JOB:
Copy out every line that contains the word "true".

TASK INPUTS:

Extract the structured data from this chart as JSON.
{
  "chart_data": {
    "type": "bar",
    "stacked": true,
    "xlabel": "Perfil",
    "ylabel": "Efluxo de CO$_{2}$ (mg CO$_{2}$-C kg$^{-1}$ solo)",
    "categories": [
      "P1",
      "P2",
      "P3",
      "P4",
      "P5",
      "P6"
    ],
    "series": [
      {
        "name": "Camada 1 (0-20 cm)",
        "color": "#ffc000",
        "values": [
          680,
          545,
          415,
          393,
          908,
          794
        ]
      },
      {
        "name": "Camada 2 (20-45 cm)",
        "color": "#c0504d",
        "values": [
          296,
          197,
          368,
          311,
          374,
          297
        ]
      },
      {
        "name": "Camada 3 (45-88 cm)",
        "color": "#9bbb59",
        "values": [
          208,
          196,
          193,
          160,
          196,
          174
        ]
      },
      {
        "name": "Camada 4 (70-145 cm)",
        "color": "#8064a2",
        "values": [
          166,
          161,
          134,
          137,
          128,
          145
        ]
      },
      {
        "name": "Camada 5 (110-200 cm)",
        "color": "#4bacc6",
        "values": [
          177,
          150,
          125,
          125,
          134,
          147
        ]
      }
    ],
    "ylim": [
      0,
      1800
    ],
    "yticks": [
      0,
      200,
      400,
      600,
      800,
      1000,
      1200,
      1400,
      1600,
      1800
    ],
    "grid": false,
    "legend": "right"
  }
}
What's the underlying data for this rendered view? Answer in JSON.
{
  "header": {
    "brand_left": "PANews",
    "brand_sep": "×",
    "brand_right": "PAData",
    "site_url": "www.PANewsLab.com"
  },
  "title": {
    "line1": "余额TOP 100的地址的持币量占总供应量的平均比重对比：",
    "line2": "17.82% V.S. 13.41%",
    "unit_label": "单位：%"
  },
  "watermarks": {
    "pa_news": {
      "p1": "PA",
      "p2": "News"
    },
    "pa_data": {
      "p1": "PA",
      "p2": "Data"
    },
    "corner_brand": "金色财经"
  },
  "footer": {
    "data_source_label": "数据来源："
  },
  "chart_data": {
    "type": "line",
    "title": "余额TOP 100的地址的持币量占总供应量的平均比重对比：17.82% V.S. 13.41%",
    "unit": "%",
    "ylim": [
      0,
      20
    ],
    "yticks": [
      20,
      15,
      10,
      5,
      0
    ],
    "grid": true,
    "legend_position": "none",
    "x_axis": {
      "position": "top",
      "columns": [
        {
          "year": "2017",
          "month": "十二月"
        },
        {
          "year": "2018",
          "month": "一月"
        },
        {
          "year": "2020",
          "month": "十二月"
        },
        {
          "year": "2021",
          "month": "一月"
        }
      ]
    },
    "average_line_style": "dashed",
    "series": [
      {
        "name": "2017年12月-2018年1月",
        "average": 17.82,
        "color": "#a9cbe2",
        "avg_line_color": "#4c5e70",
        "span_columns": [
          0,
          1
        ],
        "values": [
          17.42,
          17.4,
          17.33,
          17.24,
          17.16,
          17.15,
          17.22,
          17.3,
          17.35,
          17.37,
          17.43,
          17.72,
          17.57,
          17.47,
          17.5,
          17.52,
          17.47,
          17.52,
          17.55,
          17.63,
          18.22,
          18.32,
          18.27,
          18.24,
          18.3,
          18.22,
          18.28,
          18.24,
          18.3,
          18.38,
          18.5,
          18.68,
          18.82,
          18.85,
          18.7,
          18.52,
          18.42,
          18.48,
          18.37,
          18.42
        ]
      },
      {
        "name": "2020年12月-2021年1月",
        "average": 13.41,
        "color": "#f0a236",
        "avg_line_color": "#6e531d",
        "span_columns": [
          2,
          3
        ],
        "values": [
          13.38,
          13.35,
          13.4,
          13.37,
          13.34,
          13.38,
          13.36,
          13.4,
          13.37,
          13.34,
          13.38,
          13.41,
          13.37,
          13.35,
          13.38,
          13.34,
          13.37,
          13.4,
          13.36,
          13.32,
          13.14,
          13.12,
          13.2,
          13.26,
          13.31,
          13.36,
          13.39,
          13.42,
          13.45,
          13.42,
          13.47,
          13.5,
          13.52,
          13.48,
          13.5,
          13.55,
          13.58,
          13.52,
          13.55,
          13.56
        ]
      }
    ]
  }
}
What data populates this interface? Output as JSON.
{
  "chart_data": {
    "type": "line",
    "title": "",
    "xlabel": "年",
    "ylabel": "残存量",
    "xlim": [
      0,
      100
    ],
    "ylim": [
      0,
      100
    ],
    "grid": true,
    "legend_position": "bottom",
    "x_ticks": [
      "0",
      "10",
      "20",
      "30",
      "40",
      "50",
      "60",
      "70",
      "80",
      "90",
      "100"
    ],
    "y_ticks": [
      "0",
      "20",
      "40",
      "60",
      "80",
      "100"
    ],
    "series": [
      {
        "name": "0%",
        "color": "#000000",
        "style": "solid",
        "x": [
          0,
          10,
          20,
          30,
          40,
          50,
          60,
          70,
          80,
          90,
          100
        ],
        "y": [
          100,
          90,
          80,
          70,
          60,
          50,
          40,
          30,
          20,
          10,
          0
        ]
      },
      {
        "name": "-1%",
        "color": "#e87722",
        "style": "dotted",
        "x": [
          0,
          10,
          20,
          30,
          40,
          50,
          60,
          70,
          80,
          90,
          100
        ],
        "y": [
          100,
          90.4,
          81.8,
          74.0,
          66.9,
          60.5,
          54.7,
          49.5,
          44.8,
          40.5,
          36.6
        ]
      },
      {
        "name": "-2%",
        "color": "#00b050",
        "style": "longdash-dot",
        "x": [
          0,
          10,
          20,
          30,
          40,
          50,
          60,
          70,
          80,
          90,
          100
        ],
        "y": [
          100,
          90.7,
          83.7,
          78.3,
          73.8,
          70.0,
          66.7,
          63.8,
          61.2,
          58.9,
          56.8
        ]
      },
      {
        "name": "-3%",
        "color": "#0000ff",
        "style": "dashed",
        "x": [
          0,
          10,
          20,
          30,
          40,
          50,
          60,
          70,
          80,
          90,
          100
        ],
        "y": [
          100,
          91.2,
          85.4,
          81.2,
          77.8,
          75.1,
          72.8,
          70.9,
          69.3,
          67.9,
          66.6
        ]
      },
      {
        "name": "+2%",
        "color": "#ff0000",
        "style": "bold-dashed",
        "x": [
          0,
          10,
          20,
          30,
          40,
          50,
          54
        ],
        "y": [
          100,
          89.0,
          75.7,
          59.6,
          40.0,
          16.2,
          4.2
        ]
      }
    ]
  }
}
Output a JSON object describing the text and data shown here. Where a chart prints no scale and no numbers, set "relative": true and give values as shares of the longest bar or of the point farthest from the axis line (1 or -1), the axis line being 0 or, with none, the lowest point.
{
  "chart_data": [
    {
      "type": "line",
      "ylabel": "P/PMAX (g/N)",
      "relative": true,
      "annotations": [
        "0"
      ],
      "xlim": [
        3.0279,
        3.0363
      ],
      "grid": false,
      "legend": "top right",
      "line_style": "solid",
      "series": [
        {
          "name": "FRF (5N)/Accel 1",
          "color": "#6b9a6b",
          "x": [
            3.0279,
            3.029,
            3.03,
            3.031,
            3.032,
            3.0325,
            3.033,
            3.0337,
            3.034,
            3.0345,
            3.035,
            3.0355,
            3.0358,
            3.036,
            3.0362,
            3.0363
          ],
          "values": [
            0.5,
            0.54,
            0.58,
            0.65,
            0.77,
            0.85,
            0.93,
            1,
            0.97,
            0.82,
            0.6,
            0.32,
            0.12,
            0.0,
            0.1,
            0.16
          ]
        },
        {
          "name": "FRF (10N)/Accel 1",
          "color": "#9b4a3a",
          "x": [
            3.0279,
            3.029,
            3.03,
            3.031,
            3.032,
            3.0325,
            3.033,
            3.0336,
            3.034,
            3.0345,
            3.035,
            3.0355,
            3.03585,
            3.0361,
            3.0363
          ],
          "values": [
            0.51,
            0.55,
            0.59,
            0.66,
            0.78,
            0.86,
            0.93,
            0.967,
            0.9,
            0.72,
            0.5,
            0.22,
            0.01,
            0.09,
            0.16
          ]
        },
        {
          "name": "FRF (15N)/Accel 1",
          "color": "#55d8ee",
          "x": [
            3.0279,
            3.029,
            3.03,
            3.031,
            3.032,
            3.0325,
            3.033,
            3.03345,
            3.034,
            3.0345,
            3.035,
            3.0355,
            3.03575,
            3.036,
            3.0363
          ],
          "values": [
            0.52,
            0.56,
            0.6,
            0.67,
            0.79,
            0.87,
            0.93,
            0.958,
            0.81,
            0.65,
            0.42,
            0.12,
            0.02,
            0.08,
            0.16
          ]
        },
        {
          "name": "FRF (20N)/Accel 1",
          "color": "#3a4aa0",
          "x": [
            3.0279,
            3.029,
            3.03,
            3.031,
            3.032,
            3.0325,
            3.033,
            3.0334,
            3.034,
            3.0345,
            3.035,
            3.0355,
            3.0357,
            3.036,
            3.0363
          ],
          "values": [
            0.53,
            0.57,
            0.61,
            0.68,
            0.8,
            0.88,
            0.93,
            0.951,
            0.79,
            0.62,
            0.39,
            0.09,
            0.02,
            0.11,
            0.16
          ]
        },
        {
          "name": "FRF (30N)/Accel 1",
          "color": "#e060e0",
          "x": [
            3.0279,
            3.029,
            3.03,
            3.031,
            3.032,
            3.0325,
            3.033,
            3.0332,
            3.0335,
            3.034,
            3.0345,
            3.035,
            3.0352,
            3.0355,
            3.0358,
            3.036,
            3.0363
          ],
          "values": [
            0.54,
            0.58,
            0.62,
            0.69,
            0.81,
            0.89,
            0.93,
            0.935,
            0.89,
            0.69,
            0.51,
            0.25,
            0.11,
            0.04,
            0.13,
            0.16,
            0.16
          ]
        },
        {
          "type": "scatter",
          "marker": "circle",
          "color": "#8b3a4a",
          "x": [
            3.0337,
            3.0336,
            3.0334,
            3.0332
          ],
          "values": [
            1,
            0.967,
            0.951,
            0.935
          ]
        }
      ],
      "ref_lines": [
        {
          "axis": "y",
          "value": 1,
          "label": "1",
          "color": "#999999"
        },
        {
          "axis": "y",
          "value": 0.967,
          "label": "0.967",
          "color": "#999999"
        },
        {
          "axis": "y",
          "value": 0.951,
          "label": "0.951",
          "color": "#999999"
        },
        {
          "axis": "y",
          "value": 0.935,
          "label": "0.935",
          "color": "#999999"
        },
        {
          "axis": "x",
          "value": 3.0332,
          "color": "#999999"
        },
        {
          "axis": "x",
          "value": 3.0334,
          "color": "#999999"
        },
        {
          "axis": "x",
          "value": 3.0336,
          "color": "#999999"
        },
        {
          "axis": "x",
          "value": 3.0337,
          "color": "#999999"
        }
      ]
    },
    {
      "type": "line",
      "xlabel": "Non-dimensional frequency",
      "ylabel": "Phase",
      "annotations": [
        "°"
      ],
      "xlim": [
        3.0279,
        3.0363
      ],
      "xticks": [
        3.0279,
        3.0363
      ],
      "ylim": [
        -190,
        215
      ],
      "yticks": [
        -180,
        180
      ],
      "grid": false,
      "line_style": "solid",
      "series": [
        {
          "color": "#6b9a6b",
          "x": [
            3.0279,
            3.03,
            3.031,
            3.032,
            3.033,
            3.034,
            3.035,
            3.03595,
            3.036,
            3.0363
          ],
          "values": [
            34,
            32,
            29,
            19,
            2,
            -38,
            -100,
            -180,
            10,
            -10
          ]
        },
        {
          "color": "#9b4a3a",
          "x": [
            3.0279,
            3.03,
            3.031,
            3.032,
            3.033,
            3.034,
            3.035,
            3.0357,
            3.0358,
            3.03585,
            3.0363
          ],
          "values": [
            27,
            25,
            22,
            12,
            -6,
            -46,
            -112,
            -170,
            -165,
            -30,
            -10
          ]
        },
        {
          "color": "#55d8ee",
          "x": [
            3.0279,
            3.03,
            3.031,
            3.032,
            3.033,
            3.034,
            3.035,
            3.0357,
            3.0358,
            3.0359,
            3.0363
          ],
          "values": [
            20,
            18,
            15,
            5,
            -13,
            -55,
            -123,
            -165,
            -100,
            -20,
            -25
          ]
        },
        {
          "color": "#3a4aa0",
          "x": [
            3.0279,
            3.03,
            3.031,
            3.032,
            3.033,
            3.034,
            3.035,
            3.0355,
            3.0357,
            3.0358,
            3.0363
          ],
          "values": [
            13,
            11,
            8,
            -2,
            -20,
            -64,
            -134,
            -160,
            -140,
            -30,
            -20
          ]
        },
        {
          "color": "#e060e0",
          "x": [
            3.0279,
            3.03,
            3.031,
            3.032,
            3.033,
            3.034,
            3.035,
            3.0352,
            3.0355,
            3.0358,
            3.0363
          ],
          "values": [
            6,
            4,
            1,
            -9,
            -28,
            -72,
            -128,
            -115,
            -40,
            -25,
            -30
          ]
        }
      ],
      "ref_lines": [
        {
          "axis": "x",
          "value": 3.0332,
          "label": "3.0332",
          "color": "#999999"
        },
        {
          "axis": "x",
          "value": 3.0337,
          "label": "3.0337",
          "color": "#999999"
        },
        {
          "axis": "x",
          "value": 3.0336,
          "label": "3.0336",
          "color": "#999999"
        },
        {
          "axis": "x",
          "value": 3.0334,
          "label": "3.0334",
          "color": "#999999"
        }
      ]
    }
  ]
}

EXERCISE SOLUTION:
    "stacked": true,
    "grid": true,
    "grid": true,
Output a JSON object describing the text and data shown here. Where a chart prints no scale and no numbers, set "relative": true and give values as shares of the longest bar or of the point farthest from the axis line (1 or -1), the axis line being 0 or, with none, the lowest point.
      "relative": true,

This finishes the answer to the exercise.